● Aim of the task
Find the string "JSON" in the entries and copy each line that has it.

Stored data
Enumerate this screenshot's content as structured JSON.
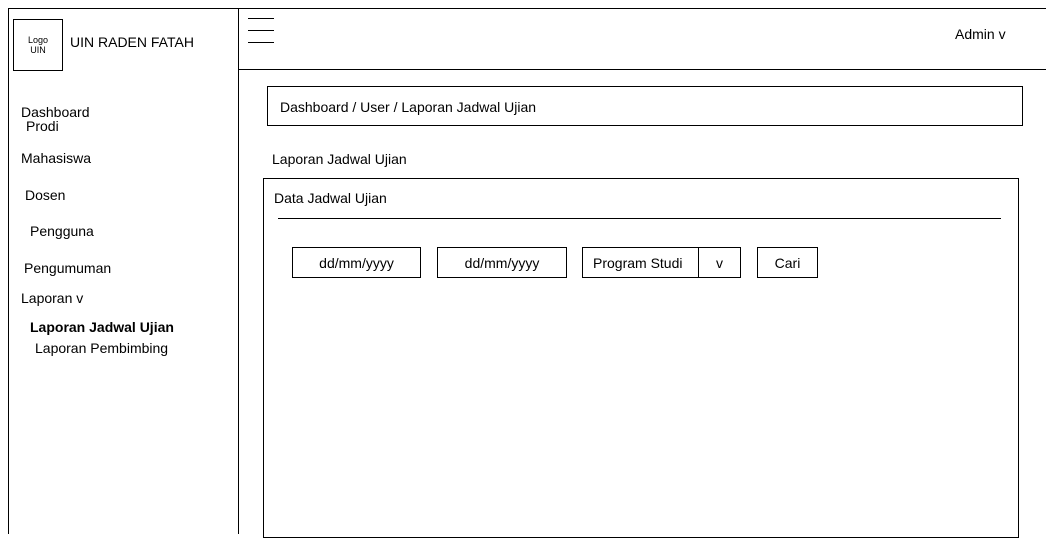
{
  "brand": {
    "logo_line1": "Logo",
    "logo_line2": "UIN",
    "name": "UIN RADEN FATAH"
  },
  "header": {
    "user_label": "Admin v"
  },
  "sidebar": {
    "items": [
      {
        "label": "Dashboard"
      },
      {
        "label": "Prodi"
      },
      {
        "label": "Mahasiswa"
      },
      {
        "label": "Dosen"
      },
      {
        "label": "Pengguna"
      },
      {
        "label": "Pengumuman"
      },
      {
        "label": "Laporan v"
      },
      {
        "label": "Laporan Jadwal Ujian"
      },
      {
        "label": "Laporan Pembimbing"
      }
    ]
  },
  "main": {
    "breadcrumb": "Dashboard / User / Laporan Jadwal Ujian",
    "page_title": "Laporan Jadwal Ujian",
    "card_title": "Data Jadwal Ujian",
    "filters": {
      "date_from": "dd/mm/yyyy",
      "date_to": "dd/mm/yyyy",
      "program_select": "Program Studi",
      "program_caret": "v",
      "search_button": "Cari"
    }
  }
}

...

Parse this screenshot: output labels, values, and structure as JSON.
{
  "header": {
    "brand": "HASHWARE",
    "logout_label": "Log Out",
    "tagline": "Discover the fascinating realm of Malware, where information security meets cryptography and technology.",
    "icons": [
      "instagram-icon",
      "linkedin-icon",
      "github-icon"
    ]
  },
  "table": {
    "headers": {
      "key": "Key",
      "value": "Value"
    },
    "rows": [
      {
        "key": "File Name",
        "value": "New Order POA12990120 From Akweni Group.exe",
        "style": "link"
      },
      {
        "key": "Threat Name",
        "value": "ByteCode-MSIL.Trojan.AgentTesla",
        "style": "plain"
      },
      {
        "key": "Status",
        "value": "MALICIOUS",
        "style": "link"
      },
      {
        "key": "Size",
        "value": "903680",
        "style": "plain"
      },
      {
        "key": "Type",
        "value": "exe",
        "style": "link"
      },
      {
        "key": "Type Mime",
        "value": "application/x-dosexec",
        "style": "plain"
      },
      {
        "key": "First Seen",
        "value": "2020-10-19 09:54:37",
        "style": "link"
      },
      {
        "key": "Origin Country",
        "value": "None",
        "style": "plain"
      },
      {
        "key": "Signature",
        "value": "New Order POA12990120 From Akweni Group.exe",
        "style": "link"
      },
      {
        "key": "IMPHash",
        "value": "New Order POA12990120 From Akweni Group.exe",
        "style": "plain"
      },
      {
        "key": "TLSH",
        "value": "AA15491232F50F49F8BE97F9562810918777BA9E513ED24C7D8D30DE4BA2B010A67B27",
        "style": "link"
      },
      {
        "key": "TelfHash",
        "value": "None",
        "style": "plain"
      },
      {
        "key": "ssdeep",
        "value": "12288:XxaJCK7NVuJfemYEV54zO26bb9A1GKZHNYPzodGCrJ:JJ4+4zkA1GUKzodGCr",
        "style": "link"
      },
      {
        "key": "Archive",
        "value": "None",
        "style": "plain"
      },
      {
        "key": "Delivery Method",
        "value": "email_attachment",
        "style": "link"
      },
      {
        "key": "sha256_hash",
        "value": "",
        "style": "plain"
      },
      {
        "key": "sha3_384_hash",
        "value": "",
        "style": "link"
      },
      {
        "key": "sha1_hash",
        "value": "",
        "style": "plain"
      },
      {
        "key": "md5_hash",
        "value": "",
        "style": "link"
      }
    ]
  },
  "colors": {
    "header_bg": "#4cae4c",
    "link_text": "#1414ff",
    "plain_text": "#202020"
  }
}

● The reply
Enumerate this screenshot's content as structured JSON.
Parse this screenshot: output labels, values, and structure as JSON.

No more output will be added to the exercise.